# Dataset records
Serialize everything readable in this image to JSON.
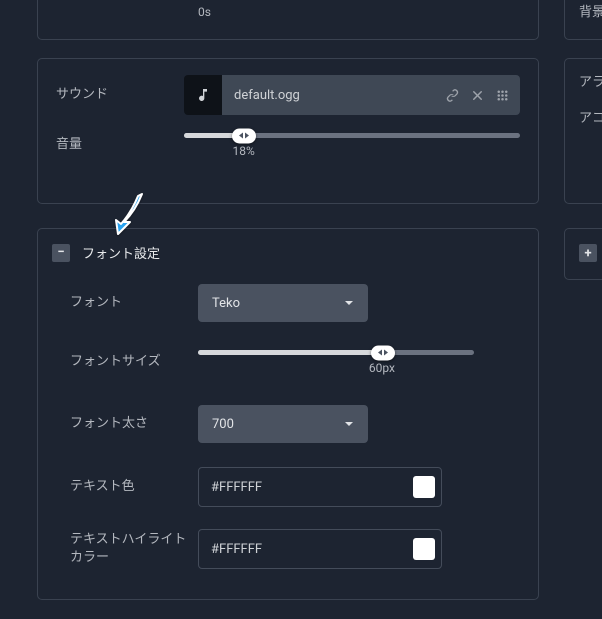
{
  "top_panel": {
    "duration_value": "0s"
  },
  "sound_panel": {
    "sound_label": "サウンド",
    "file_name": "default.ogg",
    "volume_label": "音量",
    "volume_percent": 18,
    "volume_display": "18%"
  },
  "font_panel": {
    "section_title": "フォント設定",
    "collapse_symbol": "−",
    "font_label": "フォント",
    "font_value": "Teko",
    "font_size_label": "フォントサイズ",
    "font_size_percent": 67,
    "font_size_display": "60px",
    "font_weight_label": "フォント太さ",
    "font_weight_value": "700",
    "text_color_label": "テキスト色",
    "text_color_value": "#FFFFFF",
    "highlight_label": "テキストハイライトカラー",
    "highlight_value": "#FFFFFF"
  },
  "right": {
    "bg_label": "背景",
    "alert_label": "アラートメッセージ",
    "acc_label": "アコライドテキスト",
    "plus_symbol": "+"
  }
}
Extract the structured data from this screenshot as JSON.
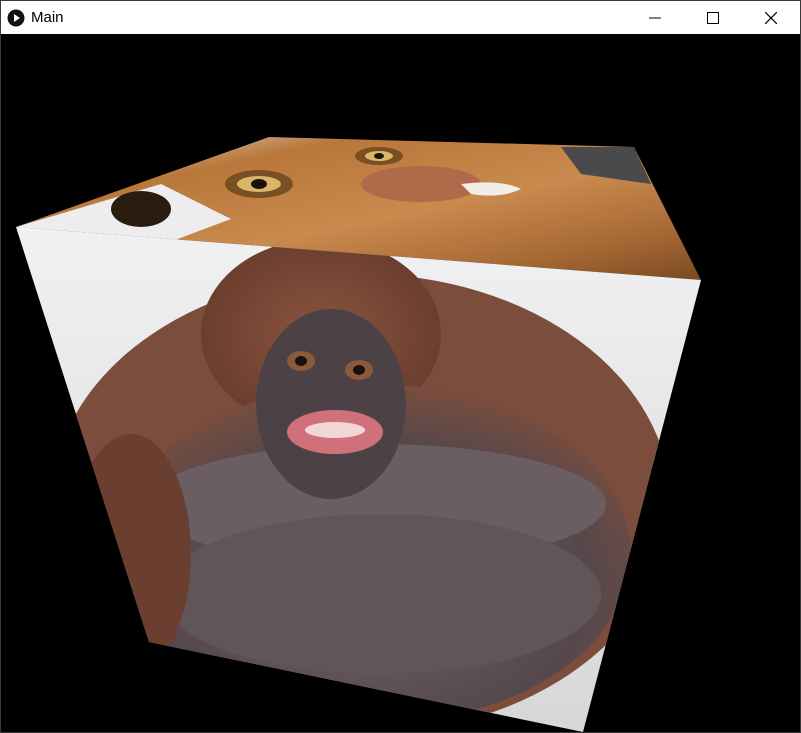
{
  "window": {
    "title": "Main",
    "app_icon": "play-circle-icon",
    "controls": [
      "minimize-icon",
      "maximize-icon",
      "close-icon"
    ]
  },
  "scene": {
    "background_color": "#000000",
    "object": "textured-cube",
    "top_face_image": "monkey face",
    "front_face_image": "orangutan"
  }
}
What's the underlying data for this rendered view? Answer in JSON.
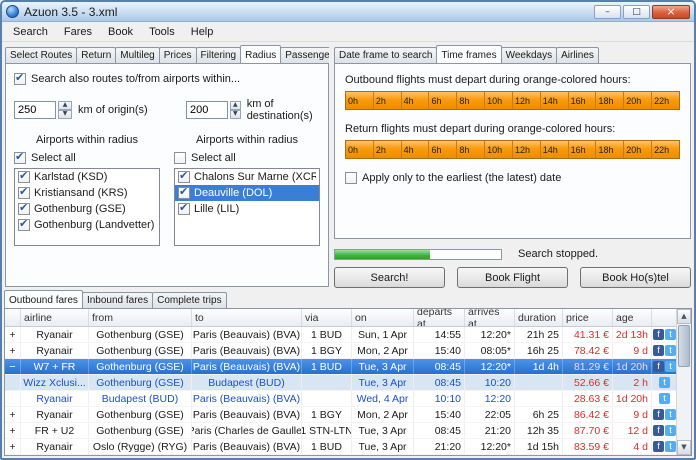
{
  "window": {
    "title": "Azuon 3.5 - 3.xml"
  },
  "menu": {
    "items": [
      "Search",
      "Fares",
      "Book",
      "Tools",
      "Help"
    ]
  },
  "left_tabs": {
    "tabs": [
      "Select Routes",
      "Return",
      "Multileg",
      "Prices",
      "Filtering",
      "Radius",
      "Passengers"
    ],
    "active_index": 5
  },
  "radius": {
    "search_within_label": "Search also routes to/from airports within...",
    "search_within_checked": true,
    "origin": {
      "value": "250",
      "label": "km of origin(s)"
    },
    "destination": {
      "value": "200",
      "label": "km of destination(s)"
    },
    "origin_list": {
      "title": "Airports within radius",
      "select_all_label": "Select all",
      "select_all_checked": true,
      "items": [
        {
          "label": "Karlstad (KSD)",
          "checked": true,
          "selected": false
        },
        {
          "label": "Kristiansand (KRS)",
          "checked": true,
          "selected": false
        },
        {
          "label": "Gothenburg (GSE)",
          "checked": true,
          "selected": false
        },
        {
          "label": "Gothenburg (Landvetter) (GO",
          "checked": true,
          "selected": false
        }
      ]
    },
    "destination_list": {
      "title": "Airports within radius",
      "select_all_label": "Select all",
      "select_all_checked": false,
      "items": [
        {
          "label": "Chalons Sur Marne (XCR)",
          "checked": true,
          "selected": false
        },
        {
          "label": "Deauville (DOL)",
          "checked": true,
          "selected": true
        },
        {
          "label": "Lille (LIL)",
          "checked": true,
          "selected": false
        }
      ]
    }
  },
  "right_tabs": {
    "tabs": [
      "Date frame to search",
      "Time frames",
      "Weekdays",
      "Airlines"
    ],
    "active_index": 1
  },
  "time_frames": {
    "outbound_label": "Outbound flights must depart during orange-colored hours:",
    "return_label": "Return flights must depart during orange-colored hours:",
    "hours": [
      "0h",
      "2h",
      "4h",
      "6h",
      "8h",
      "10h",
      "12h",
      "14h",
      "16h",
      "18h",
      "20h",
      "22h"
    ],
    "apply_label": "Apply only to the earliest (the latest) date",
    "apply_checked": false
  },
  "status": {
    "progress_percent": 57,
    "text": "Search stopped."
  },
  "actions": {
    "search": "Search!",
    "book_flight": "Book Flight",
    "book_hostel": "Book Ho(s)tel"
  },
  "colors": {
    "hour_block_orange": "#F79A1F",
    "price_red": "#E02A2A",
    "selection_blue": "#2A6FD0",
    "leg_text_blue": "#1B50C8",
    "progress_green": "#3CB43C"
  },
  "results": {
    "tabs": [
      "Outbound fares",
      "Inbound fares",
      "Complete trips"
    ],
    "active_index": 0,
    "columns": [
      "",
      "airline",
      "from",
      "to",
      "via",
      "on",
      "departs at",
      "arrives at",
      "duration",
      "price",
      "age",
      ""
    ],
    "rows": [
      {
        "expand": "+",
        "airline": "Ryanair",
        "from": "Gothenburg (GSE)",
        "to": "Paris (Beauvais) (BVA)",
        "via": "1 BUD",
        "on": "Sun, 1 Apr",
        "departs": "14:55",
        "arrives": "12:20*",
        "duration": "21h 25",
        "price": "41.31 €",
        "age": "2d 13h",
        "type": "parent",
        "selected": false,
        "highlight": false,
        "icons": [
          "facebook",
          "twitter"
        ]
      },
      {
        "expand": "+",
        "airline": "Ryanair",
        "from": "Gothenburg (GSE)",
        "to": "Paris (Beauvais) (BVA)",
        "via": "1 BGY",
        "on": "Mon, 2 Apr",
        "departs": "15:40",
        "arrives": "08:05*",
        "duration": "16h 25",
        "price": "78.42 €",
        "age": "9 d",
        "type": "parent",
        "selected": false,
        "highlight": false,
        "icons": [
          "facebook",
          "twitter"
        ]
      },
      {
        "expand": "−",
        "airline": "W7 + FR",
        "from": "Gothenburg (GSE)",
        "to": "Paris (Beauvais) (BVA)",
        "via": "1 BUD",
        "on": "Tue, 3 Apr",
        "departs": "08:45",
        "arrives": "12:20*",
        "duration": "1d 4h",
        "price": "81.29 €",
        "age": "1d 20h",
        "type": "parent",
        "selected": true,
        "highlight": false,
        "icons": [
          "facebook",
          "twitter"
        ]
      },
      {
        "expand": "",
        "airline": "Wizz Xclusi...",
        "from": "Gothenburg (GSE)",
        "to": "Budapest (BUD)",
        "via": "",
        "on": "Tue, 3 Apr",
        "departs": "08:45",
        "arrives": "10:20",
        "duration": "",
        "price": "52.66 €",
        "age": "2 h",
        "type": "leg",
        "selected": false,
        "highlight": true,
        "icons": [
          "twitter"
        ]
      },
      {
        "expand": "",
        "airline": "Ryanair",
        "from": "Budapest (BUD)",
        "to": "Paris (Beauvais) (BVA)",
        "via": "",
        "on": "Wed, 4 Apr",
        "departs": "10:10",
        "arrives": "12:20",
        "duration": "",
        "price": "28.63 €",
        "age": "1d 20h",
        "type": "leg",
        "selected": false,
        "highlight": false,
        "icons": [
          "twitter"
        ]
      },
      {
        "expand": "+",
        "airline": "Ryanair",
        "from": "Gothenburg (GSE)",
        "to": "Paris (Beauvais) (BVA)",
        "via": "1 BGY",
        "on": "Mon, 2 Apr",
        "departs": "15:40",
        "arrives": "22:05",
        "duration": "6h 25",
        "price": "86.42 €",
        "age": "9 d",
        "type": "parent",
        "selected": false,
        "highlight": false,
        "icons": [
          "facebook",
          "twitter"
        ]
      },
      {
        "expand": "+",
        "airline": "FR + U2",
        "from": "Gothenburg (GSE)",
        "to": "Paris (Charles de Gaulle)",
        "via": "1 STN-LTN",
        "on": "Tue, 3 Apr",
        "departs": "08:45",
        "arrives": "21:20",
        "duration": "12h 35",
        "price": "87.70 €",
        "age": "12 d",
        "type": "parent",
        "selected": false,
        "highlight": false,
        "icons": [
          "facebook",
          "twitter"
        ]
      },
      {
        "expand": "+",
        "airline": "Ryanair",
        "from": "Oslo (Rygge) (RYG)",
        "to": "Paris (Beauvais) (BVA)",
        "via": "1 BUD",
        "on": "Tue, 3 Apr",
        "departs": "21:20",
        "arrives": "12:20*",
        "duration": "1d 15h",
        "price": "83.59 €",
        "age": "4 d",
        "type": "parent",
        "selected": false,
        "highlight": false,
        "icons": [
          "facebook",
          "twitter"
        ]
      }
    ]
  }
}
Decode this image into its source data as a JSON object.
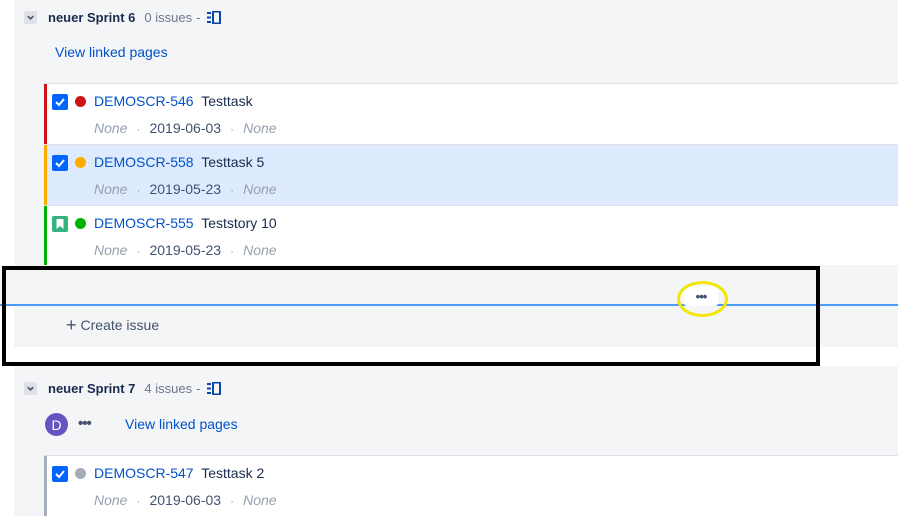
{
  "sprints": [
    {
      "name": "neuer Sprint 6",
      "count": "0 issues",
      "separator": "-",
      "view_linked_pages": "View linked pages",
      "issues": [
        {
          "key": "DEMOSCR-546",
          "summary": "Testtask",
          "type": "task",
          "priority": "highest",
          "priority_color": "#cd1317",
          "bar_color": "#cd1317",
          "field1": "None",
          "date": "2019-06-03",
          "field3": "None",
          "selected": false
        },
        {
          "key": "DEMOSCR-558",
          "summary": "Testtask 5",
          "type": "task",
          "priority": "medium",
          "priority_color": "#ffab00",
          "bar_color": "#ffab00",
          "field1": "None",
          "date": "2019-05-23",
          "field3": "None",
          "selected": true
        },
        {
          "key": "DEMOSCR-555",
          "summary": "Teststory 10",
          "type": "story",
          "priority": "low",
          "priority_color": "#00b300",
          "bar_color": "#00b300",
          "field1": "None",
          "date": "2019-05-23",
          "field3": "None",
          "selected": false
        }
      ],
      "more_label": "•••",
      "create_issue": "Create issue"
    },
    {
      "name": "neuer Sprint 7",
      "count": "4 issues",
      "separator": "-",
      "avatar_initial": "D",
      "more_label": "•••",
      "view_linked_pages": "View linked pages",
      "issues": [
        {
          "key": "DEMOSCR-547",
          "summary": "Testtask 2",
          "type": "task",
          "priority": "none",
          "priority_color": "#a5adba",
          "bar_color": "#a5adba",
          "field1": "None",
          "date": "2019-06-03",
          "field3": "None",
          "selected": false
        }
      ]
    }
  ],
  "colors": {
    "link": "#0052cc",
    "panel_bg": "#f4f5f7",
    "selected_bg": "#deebff",
    "drop_line": "#4c9aff",
    "annotation_rect": "#000000",
    "annotation_ellipse": "#f3e600"
  }
}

# REQUEST
Write out every line of the preceding listing that contains "issues".

# RESULT OF THIS EXERCISE
      "count": "0 issues",
      "issues": [
      "count": "4 issues",
      "issues": [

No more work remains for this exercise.